Task =
Search the entries for the word "Americas" and pull out each line that has it.

Data shown =
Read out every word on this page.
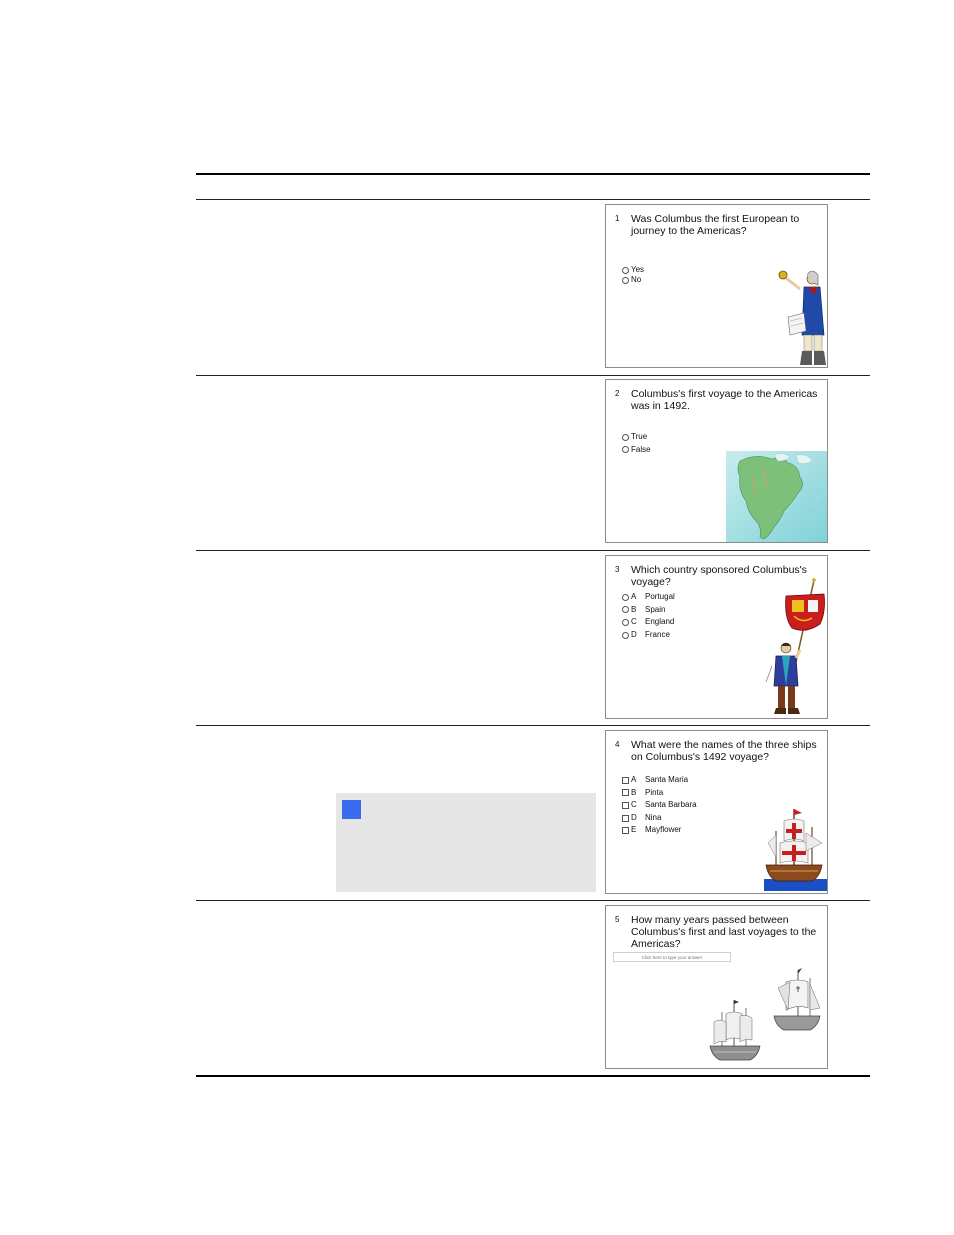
1 Was Columbus the first European to journey to the Americas?
Yes
No
2 Columbus's first voyage to the Americas was in 1492.
True
False
3 Which country sponsored Columbus's voyage?
A	Portugal
B	Spain
C	England
D	France
4 What were the names of the three ships on Columbus's 1492 voyage?
A	Santa Maria
B	Pinta
C	Santa Barbara
D	Nina
E	Mayflower
5 How many years passed between Columbus's first and last voyages to the Americas?
Click here to type your answer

Task result =
1 Was Columbus the first European to journey to the Americas?
2 Columbus's first voyage to the Americas was in 1492.
5 How many years passed between Columbus's first and last voyages to the Americas?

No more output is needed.